Copy each line below in which the word "name" occurs.

===== DATA LINES

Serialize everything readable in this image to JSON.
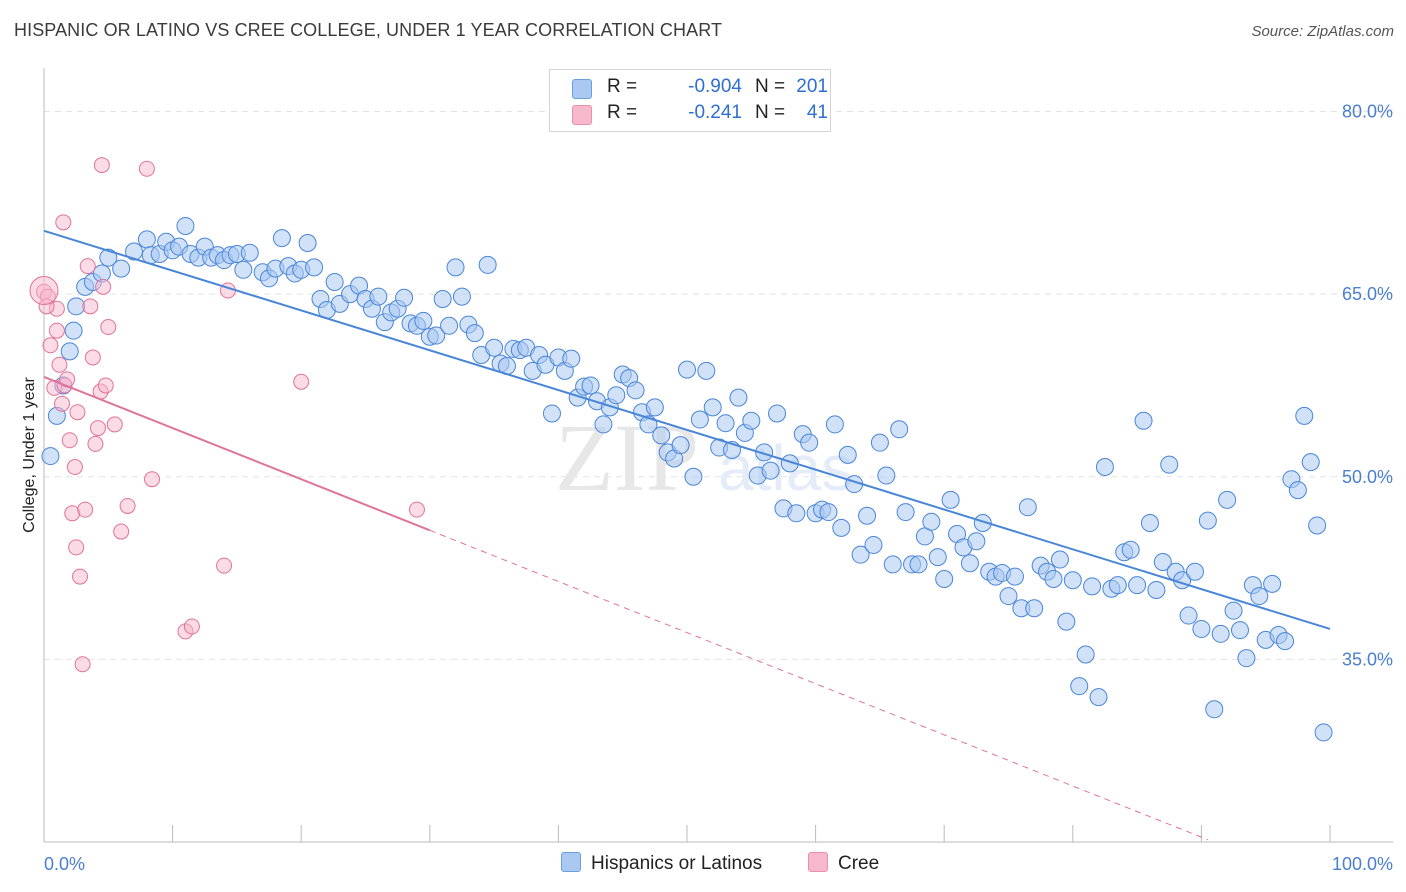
{
  "title": "HISPANIC OR LATINO VS CREE COLLEGE, UNDER 1 YEAR CORRELATION CHART",
  "source": "Source: ZipAtlas.com",
  "watermark": "ZIPatlas",
  "legend": {
    "rows": [
      {
        "r_label": "R =",
        "r_value": "-0.904",
        "n_label": "N =",
        "n_value": "201",
        "color": "#aac8f2",
        "border": "#6a9fe0"
      },
      {
        "r_label": "R =",
        "r_value": "-0.241",
        "n_label": "N =",
        "n_value": "41",
        "color": "#f7b8cc",
        "border": "#e890ac"
      }
    ]
  },
  "bottom_legend": [
    {
      "label": "Hispanics or Latinos",
      "color": "#aac8f2",
      "border": "#6a9fe0"
    },
    {
      "label": "Cree",
      "color": "#f7b8cc",
      "border": "#e890ac"
    }
  ],
  "chart_data": {
    "type": "scatter",
    "title": "HISPANIC OR LATINO VS CREE COLLEGE, UNDER 1 YEAR CORRELATION CHART",
    "xlabel": "",
    "ylabel": "College, Under 1 year",
    "xlim": [
      0,
      100
    ],
    "ylim": [
      20,
      83
    ],
    "x_tick_labels": [
      "0.0%",
      "100.0%"
    ],
    "y_ticks": [
      35,
      50,
      65,
      80
    ],
    "y_tick_labels": [
      "35.0%",
      "50.0%",
      "65.0%",
      "80.0%"
    ],
    "grid": true,
    "series": [
      {
        "name": "Hispanics or Latinos",
        "color": "#4a86d8",
        "fill": "#aac8f2",
        "trend": {
          "x0": 0,
          "y0": 70.2,
          "x1": 100,
          "y1": 37.5,
          "dashed_to": 100
        },
        "points": [
          [
            0.5,
            51.7
          ],
          [
            1,
            55
          ],
          [
            1.5,
            57.5
          ],
          [
            2,
            60.3
          ],
          [
            2.3,
            62
          ],
          [
            2.5,
            64
          ],
          [
            3.2,
            65.6
          ],
          [
            3.8,
            66
          ],
          [
            4.5,
            66.7
          ],
          [
            5,
            68
          ],
          [
            6,
            67.1
          ],
          [
            7,
            68.5
          ],
          [
            8,
            69.5
          ],
          [
            8.3,
            68.2
          ],
          [
            9,
            68.3
          ],
          [
            9.5,
            69.3
          ],
          [
            10,
            68.6
          ],
          [
            10.5,
            68.9
          ],
          [
            11,
            70.6
          ],
          [
            11.4,
            68.3
          ],
          [
            12,
            68
          ],
          [
            12.5,
            68.9
          ],
          [
            13,
            68
          ],
          [
            13.5,
            68.2
          ],
          [
            14,
            67.8
          ],
          [
            14.5,
            68.2
          ],
          [
            15,
            68.3
          ],
          [
            15.5,
            67
          ],
          [
            16,
            68.4
          ],
          [
            17,
            66.8
          ],
          [
            17.5,
            66.3
          ],
          [
            18,
            67.1
          ],
          [
            18.5,
            69.6
          ],
          [
            19,
            67.3
          ],
          [
            19.5,
            66.7
          ],
          [
            20,
            67
          ],
          [
            20.5,
            69.2
          ],
          [
            21,
            67.2
          ],
          [
            21.5,
            64.6
          ],
          [
            22,
            63.7
          ],
          [
            22.6,
            66
          ],
          [
            23,
            64.2
          ],
          [
            23.8,
            65
          ],
          [
            24.5,
            65.7
          ],
          [
            25,
            64.6
          ],
          [
            25.5,
            63.8
          ],
          [
            26,
            64.8
          ],
          [
            26.5,
            62.7
          ],
          [
            27,
            63.5
          ],
          [
            27.5,
            63.8
          ],
          [
            28,
            64.7
          ],
          [
            28.5,
            62.6
          ],
          [
            29,
            62.4
          ],
          [
            29.5,
            62.8
          ],
          [
            30,
            61.5
          ],
          [
            30.5,
            61.6
          ],
          [
            31,
            64.6
          ],
          [
            31.5,
            62.4
          ],
          [
            32,
            67.2
          ],
          [
            32.5,
            64.8
          ],
          [
            33,
            62.5
          ],
          [
            33.5,
            61.8
          ],
          [
            34,
            60
          ],
          [
            34.5,
            67.4
          ],
          [
            35,
            60.6
          ],
          [
            35.5,
            59.3
          ],
          [
            36,
            59.1
          ],
          [
            36.5,
            60.5
          ],
          [
            37,
            60.4
          ],
          [
            37.5,
            60.6
          ],
          [
            38,
            58.7
          ],
          [
            38.5,
            60
          ],
          [
            39,
            59.2
          ],
          [
            39.5,
            55.2
          ],
          [
            40,
            59.8
          ],
          [
            40.5,
            58.7
          ],
          [
            41,
            59.7
          ],
          [
            41.5,
            56.5
          ],
          [
            42,
            57.4
          ],
          [
            42.5,
            57.5
          ],
          [
            43,
            56.2
          ],
          [
            43.5,
            54.3
          ],
          [
            44,
            55.7
          ],
          [
            44.5,
            56.7
          ],
          [
            45,
            58.4
          ],
          [
            45.5,
            58.1
          ],
          [
            46,
            57.1
          ],
          [
            46.5,
            55.3
          ],
          [
            47,
            54.3
          ],
          [
            47.5,
            55.7
          ],
          [
            48,
            53.4
          ],
          [
            48.5,
            52
          ],
          [
            49,
            51.5
          ],
          [
            49.5,
            52.6
          ],
          [
            50,
            58.8
          ],
          [
            50.5,
            50
          ],
          [
            51,
            54.7
          ],
          [
            51.5,
            58.7
          ],
          [
            52,
            55.7
          ],
          [
            52.5,
            52.4
          ],
          [
            53,
            54.4
          ],
          [
            53.5,
            52.2
          ],
          [
            54,
            56.5
          ],
          [
            54.5,
            53.6
          ],
          [
            55,
            54.6
          ],
          [
            55.5,
            50.1
          ],
          [
            56,
            52
          ],
          [
            56.5,
            50.5
          ],
          [
            57,
            55.2
          ],
          [
            57.5,
            47.4
          ],
          [
            58,
            51.1
          ],
          [
            58.5,
            47
          ],
          [
            59,
            53.5
          ],
          [
            59.5,
            52.8
          ],
          [
            60,
            47
          ],
          [
            60.5,
            47.3
          ],
          [
            61,
            47.1
          ],
          [
            61.5,
            54.3
          ],
          [
            62,
            45.8
          ],
          [
            62.5,
            51.8
          ],
          [
            63,
            49.4
          ],
          [
            63.5,
            43.6
          ],
          [
            64,
            46.8
          ],
          [
            64.5,
            44.4
          ],
          [
            65,
            52.8
          ],
          [
            65.5,
            50.1
          ],
          [
            66,
            42.8
          ],
          [
            66.5,
            53.9
          ],
          [
            67,
            47.1
          ],
          [
            67.5,
            42.8
          ],
          [
            68,
            42.8
          ],
          [
            68.5,
            45.1
          ],
          [
            69,
            46.3
          ],
          [
            69.5,
            43.4
          ],
          [
            70,
            41.6
          ],
          [
            70.5,
            48.1
          ],
          [
            71,
            45.3
          ],
          [
            71.5,
            44.2
          ],
          [
            72,
            42.9
          ],
          [
            72.5,
            44.7
          ],
          [
            73,
            46.2
          ],
          [
            73.5,
            42.2
          ],
          [
            74,
            41.8
          ],
          [
            74.5,
            42.1
          ],
          [
            75,
            40.2
          ],
          [
            75.5,
            41.8
          ],
          [
            76,
            39.2
          ],
          [
            76.5,
            47.5
          ],
          [
            77,
            39.2
          ],
          [
            77.5,
            42.7
          ],
          [
            78,
            42.2
          ],
          [
            78.5,
            41.6
          ],
          [
            79,
            43.2
          ],
          [
            79.5,
            38.1
          ],
          [
            80,
            41.5
          ],
          [
            80.5,
            32.8
          ],
          [
            81,
            35.4
          ],
          [
            81.5,
            41
          ],
          [
            82,
            31.9
          ],
          [
            82.5,
            50.8
          ],
          [
            83,
            40.8
          ],
          [
            83.5,
            41.1
          ],
          [
            84,
            43.8
          ],
          [
            84.5,
            44
          ],
          [
            85,
            41.1
          ],
          [
            85.5,
            54.6
          ],
          [
            86,
            46.2
          ],
          [
            86.5,
            40.7
          ],
          [
            87,
            43
          ],
          [
            87.5,
            51
          ],
          [
            88,
            42.2
          ],
          [
            88.5,
            41.5
          ],
          [
            89,
            38.6
          ],
          [
            89.5,
            42.2
          ],
          [
            90,
            37.5
          ],
          [
            90.5,
            46.4
          ],
          [
            91,
            30.9
          ],
          [
            91.5,
            37.1
          ],
          [
            92,
            48.1
          ],
          [
            92.5,
            39
          ],
          [
            93,
            37.4
          ],
          [
            93.5,
            35.1
          ],
          [
            94,
            41.1
          ],
          [
            94.5,
            40.2
          ],
          [
            95,
            36.6
          ],
          [
            95.5,
            41.2
          ],
          [
            96,
            37
          ],
          [
            96.5,
            36.5
          ],
          [
            97,
            49.8
          ],
          [
            97.5,
            48.9
          ],
          [
            98,
            55
          ],
          [
            98.5,
            51.2
          ],
          [
            99,
            46
          ],
          [
            99.5,
            29
          ]
        ]
      },
      {
        "name": "Cree",
        "color": "#e0739a",
        "fill": "#f7b8cc",
        "trend": {
          "x0": 0,
          "y0": 58.2,
          "x1": 30,
          "y1": 45.6,
          "dashed_to": 100
        },
        "points": [
          [
            0,
            65.2
          ],
          [
            0.3,
            64.8
          ],
          [
            0.5,
            60.8
          ],
          [
            0.8,
            57.3
          ],
          [
            1,
            63.8
          ],
          [
            1.2,
            59.2
          ],
          [
            1.4,
            56
          ],
          [
            1.6,
            57.5
          ],
          [
            1.8,
            58
          ],
          [
            2,
            53
          ],
          [
            2.2,
            47
          ],
          [
            2.4,
            50.8
          ],
          [
            2.6,
            55.3
          ],
          [
            2.8,
            41.8
          ],
          [
            3,
            34.6
          ],
          [
            3.2,
            47.3
          ],
          [
            3.4,
            67.3
          ],
          [
            3.6,
            64
          ],
          [
            3.8,
            59.8
          ],
          [
            4,
            52.7
          ],
          [
            4.2,
            54
          ],
          [
            4.4,
            57
          ],
          [
            4.6,
            65.6
          ],
          [
            4.8,
            57.5
          ],
          [
            5,
            62.3
          ],
          [
            5.5,
            54.3
          ],
          [
            6,
            45.5
          ],
          [
            6.5,
            47.6
          ],
          [
            1.5,
            70.9
          ],
          [
            4.5,
            75.6
          ],
          [
            8,
            75.3
          ],
          [
            8.4,
            49.8
          ],
          [
            11,
            37.3
          ],
          [
            11.5,
            37.7
          ],
          [
            14,
            42.7
          ],
          [
            14.3,
            65.3
          ],
          [
            20,
            57.8
          ],
          [
            29,
            47.3
          ],
          [
            2.5,
            44.2
          ],
          [
            0.2,
            64
          ],
          [
            1,
            62
          ]
        ]
      }
    ]
  }
}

==========

■ EXPECTED ANSWER ■
        "name": "Hispanics or Latinos",
        "name": "Cree",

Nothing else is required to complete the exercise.